[Dataset entries on figures]
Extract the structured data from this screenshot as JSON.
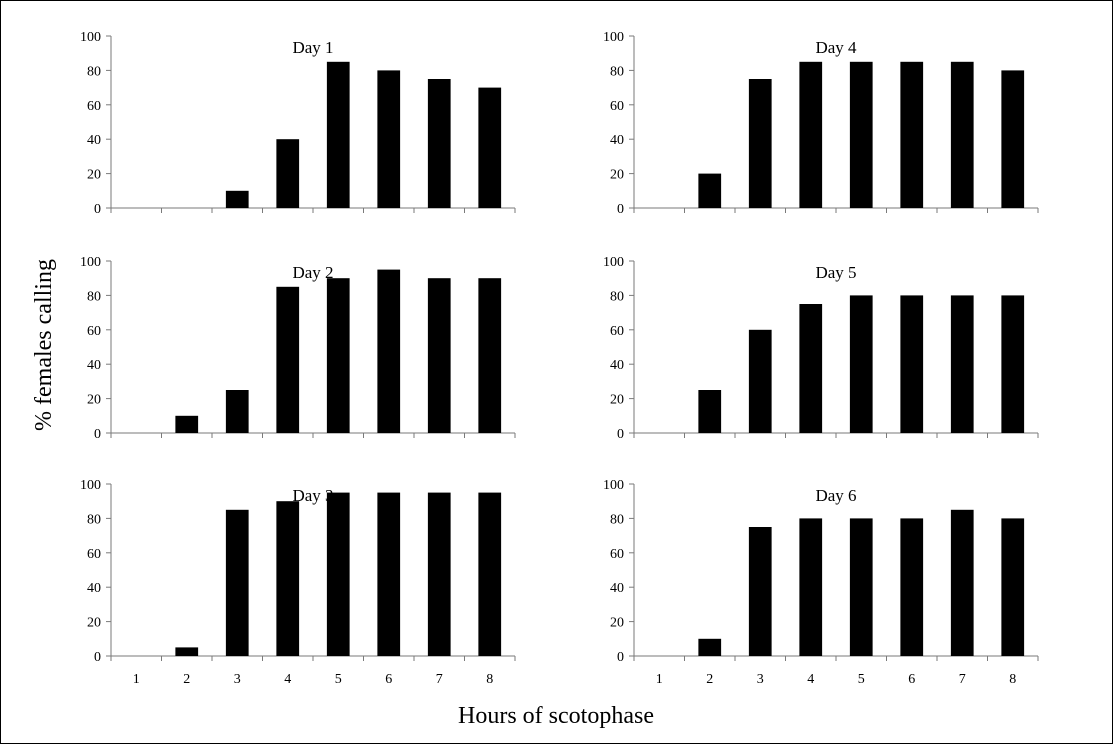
{
  "figure": {
    "ylabel": "% females calling",
    "xlabel": "Hours of scotophase"
  },
  "chart_data": [
    {
      "type": "bar",
      "title": "Day 1",
      "categories": [
        "1",
        "2",
        "3",
        "4",
        "5",
        "6",
        "7",
        "8"
      ],
      "values": [
        0,
        0,
        10,
        40,
        85,
        80,
        75,
        70
      ],
      "ylim": [
        0,
        100
      ],
      "yticks": [
        "0",
        "20",
        "40",
        "60",
        "80",
        "100"
      ],
      "show_x_tick_labels": false
    },
    {
      "type": "bar",
      "title": "Day 4",
      "categories": [
        "1",
        "2",
        "3",
        "4",
        "5",
        "6",
        "7",
        "8"
      ],
      "values": [
        0,
        20,
        75,
        85,
        85,
        85,
        85,
        80
      ],
      "ylim": [
        0,
        100
      ],
      "yticks": [
        "0",
        "20",
        "40",
        "60",
        "80",
        "100"
      ],
      "show_x_tick_labels": false
    },
    {
      "type": "bar",
      "title": "Day 2",
      "categories": [
        "1",
        "2",
        "3",
        "4",
        "5",
        "6",
        "7",
        "8"
      ],
      "values": [
        0,
        10,
        25,
        85,
        90,
        95,
        90,
        90
      ],
      "ylim": [
        0,
        100
      ],
      "yticks": [
        "0",
        "20",
        "40",
        "60",
        "80",
        "100"
      ],
      "show_x_tick_labels": false
    },
    {
      "type": "bar",
      "title": "Day 5",
      "categories": [
        "1",
        "2",
        "3",
        "4",
        "5",
        "6",
        "7",
        "8"
      ],
      "values": [
        0,
        25,
        60,
        75,
        80,
        80,
        80,
        80
      ],
      "ylim": [
        0,
        100
      ],
      "yticks": [
        "0",
        "20",
        "40",
        "60",
        "80",
        "100"
      ],
      "show_x_tick_labels": false
    },
    {
      "type": "bar",
      "title": "Day 3",
      "categories": [
        "1",
        "2",
        "3",
        "4",
        "5",
        "6",
        "7",
        "8"
      ],
      "values": [
        0,
        5,
        85,
        90,
        95,
        95,
        95,
        95
      ],
      "ylim": [
        0,
        100
      ],
      "yticks": [
        "0",
        "20",
        "40",
        "60",
        "80",
        "100"
      ],
      "show_x_tick_labels": true
    },
    {
      "type": "bar",
      "title": "Day 6",
      "categories": [
        "1",
        "2",
        "3",
        "4",
        "5",
        "6",
        "7",
        "8"
      ],
      "values": [
        0,
        10,
        75,
        80,
        80,
        80,
        85,
        80
      ],
      "ylim": [
        0,
        100
      ],
      "yticks": [
        "0",
        "20",
        "40",
        "60",
        "80",
        "100"
      ],
      "show_x_tick_labels": true
    }
  ],
  "colors": {
    "bar": "#000000",
    "axis": "#7a7a7a",
    "text": "#000000"
  }
}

Short exercise – Determine how many lines include the string "title". Give no answer but the number.

Output for this exercise – 6